====== Entries provided

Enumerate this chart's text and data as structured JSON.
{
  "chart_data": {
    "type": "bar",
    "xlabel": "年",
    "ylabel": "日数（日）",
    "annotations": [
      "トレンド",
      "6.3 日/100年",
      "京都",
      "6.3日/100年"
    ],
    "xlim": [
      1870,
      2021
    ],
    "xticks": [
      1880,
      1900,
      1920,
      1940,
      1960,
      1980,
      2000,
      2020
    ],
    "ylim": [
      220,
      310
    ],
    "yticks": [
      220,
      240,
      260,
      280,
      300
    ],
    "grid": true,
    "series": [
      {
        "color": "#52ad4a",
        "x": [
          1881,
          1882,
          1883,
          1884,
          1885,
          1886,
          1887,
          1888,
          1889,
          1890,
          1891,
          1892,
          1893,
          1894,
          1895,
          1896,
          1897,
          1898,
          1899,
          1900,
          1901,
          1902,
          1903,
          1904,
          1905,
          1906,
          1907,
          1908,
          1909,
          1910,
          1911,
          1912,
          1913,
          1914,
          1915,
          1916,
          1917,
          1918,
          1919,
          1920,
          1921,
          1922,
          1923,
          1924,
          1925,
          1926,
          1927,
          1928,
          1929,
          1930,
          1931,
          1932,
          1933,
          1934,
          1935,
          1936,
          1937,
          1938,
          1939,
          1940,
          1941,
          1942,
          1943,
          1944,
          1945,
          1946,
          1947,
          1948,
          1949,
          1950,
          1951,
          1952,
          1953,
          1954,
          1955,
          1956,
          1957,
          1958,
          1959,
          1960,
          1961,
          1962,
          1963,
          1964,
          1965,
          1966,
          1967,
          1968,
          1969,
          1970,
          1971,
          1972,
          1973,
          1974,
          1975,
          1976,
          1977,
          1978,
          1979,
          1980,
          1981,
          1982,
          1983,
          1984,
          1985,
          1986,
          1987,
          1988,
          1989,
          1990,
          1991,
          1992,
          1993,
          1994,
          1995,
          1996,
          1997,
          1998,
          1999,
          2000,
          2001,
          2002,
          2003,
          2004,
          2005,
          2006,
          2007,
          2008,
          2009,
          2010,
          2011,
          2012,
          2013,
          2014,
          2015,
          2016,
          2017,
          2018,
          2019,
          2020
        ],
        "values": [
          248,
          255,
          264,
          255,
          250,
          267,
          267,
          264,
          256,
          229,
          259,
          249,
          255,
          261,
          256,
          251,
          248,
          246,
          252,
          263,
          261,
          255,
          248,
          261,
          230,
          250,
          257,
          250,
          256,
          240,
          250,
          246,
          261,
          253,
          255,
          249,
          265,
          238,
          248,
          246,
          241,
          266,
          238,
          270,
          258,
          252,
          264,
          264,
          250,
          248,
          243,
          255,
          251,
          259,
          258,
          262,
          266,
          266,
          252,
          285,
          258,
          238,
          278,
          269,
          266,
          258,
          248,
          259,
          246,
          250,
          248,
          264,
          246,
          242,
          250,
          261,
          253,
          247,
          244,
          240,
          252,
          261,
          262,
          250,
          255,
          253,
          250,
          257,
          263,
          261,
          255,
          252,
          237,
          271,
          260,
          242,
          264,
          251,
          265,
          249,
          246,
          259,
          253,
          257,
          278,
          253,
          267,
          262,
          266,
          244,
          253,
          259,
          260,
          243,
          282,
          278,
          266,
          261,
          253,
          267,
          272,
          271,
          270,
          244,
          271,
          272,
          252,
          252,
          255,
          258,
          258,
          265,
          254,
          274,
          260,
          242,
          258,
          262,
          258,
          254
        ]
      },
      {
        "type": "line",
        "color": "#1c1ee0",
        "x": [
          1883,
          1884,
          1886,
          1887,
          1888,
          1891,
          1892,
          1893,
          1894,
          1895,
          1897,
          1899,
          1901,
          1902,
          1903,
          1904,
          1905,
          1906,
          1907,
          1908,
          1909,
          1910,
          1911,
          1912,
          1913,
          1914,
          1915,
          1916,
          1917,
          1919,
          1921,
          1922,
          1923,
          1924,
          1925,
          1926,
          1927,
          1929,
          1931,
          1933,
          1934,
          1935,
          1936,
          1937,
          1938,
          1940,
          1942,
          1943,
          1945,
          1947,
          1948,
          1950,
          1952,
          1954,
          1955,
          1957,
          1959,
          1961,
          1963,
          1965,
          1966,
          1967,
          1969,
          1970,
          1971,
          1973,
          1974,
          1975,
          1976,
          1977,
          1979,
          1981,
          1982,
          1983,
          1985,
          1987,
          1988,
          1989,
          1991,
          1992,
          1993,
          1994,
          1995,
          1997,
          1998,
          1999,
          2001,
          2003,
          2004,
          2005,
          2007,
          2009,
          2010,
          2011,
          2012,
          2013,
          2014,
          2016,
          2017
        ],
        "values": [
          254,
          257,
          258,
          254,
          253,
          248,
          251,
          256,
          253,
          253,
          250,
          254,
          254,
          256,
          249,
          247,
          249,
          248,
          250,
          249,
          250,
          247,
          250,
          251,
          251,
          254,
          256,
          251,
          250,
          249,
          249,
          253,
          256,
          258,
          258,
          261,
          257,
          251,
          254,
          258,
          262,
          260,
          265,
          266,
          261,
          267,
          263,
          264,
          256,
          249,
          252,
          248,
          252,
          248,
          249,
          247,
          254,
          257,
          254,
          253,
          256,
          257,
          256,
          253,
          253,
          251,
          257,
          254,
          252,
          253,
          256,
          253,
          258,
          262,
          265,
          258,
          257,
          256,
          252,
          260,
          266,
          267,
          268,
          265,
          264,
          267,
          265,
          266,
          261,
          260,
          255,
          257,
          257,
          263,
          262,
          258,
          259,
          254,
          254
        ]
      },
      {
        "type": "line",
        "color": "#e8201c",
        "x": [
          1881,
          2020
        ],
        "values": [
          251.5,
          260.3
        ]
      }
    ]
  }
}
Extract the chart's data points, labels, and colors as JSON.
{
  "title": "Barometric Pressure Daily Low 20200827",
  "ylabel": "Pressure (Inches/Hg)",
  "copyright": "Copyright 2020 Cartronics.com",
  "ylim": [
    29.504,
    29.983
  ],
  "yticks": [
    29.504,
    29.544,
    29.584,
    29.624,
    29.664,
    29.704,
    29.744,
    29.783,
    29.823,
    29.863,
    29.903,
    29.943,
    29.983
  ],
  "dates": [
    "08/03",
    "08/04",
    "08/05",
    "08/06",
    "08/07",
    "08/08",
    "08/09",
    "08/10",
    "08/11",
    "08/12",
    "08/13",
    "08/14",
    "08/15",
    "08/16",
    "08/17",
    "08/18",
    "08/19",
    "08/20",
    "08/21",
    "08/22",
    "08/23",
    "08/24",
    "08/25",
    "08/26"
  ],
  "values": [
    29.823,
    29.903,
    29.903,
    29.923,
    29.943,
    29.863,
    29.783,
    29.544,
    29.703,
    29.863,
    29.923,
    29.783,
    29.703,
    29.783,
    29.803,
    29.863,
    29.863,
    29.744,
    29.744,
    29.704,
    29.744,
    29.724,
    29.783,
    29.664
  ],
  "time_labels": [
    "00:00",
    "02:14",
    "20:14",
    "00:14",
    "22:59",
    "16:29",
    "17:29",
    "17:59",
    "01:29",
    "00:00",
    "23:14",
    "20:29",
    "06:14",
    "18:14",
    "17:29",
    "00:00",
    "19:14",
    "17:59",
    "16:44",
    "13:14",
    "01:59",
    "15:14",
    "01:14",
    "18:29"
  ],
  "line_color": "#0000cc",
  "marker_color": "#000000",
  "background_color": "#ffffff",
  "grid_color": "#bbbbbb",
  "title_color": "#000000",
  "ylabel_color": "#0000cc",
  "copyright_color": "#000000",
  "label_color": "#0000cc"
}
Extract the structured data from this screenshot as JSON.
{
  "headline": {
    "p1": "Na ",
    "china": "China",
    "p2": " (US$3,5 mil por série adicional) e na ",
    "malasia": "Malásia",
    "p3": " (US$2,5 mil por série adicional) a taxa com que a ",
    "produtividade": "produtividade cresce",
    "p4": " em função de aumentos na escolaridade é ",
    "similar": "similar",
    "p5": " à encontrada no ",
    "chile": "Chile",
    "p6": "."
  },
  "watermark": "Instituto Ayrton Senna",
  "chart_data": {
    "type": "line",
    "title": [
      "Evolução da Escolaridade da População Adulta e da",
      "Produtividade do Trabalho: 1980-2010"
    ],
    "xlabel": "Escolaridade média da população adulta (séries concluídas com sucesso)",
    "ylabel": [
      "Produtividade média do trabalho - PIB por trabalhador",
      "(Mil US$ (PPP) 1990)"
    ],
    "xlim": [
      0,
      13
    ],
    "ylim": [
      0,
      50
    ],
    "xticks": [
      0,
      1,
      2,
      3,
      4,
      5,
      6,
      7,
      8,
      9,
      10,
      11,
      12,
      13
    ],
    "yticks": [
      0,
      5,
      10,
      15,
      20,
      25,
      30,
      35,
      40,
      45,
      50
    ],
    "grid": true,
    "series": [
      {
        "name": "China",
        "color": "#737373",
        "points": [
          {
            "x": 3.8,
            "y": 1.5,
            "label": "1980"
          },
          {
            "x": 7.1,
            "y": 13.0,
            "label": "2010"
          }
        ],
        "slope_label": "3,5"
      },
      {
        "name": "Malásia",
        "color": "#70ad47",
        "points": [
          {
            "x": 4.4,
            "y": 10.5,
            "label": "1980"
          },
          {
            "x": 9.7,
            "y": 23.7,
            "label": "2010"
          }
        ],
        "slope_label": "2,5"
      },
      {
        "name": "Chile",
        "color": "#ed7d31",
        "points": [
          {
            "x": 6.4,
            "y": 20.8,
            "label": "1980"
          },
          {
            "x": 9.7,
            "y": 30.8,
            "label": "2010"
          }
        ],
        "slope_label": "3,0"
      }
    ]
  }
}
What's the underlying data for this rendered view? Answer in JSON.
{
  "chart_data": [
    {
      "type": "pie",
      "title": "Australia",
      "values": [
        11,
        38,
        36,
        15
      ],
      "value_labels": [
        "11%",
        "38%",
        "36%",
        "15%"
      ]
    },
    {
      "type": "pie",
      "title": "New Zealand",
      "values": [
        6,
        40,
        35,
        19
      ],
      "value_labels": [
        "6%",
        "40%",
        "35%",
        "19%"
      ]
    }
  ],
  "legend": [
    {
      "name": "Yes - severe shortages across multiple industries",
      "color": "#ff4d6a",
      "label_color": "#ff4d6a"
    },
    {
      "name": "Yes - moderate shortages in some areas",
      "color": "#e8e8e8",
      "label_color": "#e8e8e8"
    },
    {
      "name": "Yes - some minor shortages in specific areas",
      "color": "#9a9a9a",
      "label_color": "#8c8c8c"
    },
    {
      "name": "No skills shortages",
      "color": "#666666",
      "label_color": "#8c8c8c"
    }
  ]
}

============

▶ Your instructions: Of the lines above, how many include the word "shortages"? Reply with the number only.

▶ Task response: 4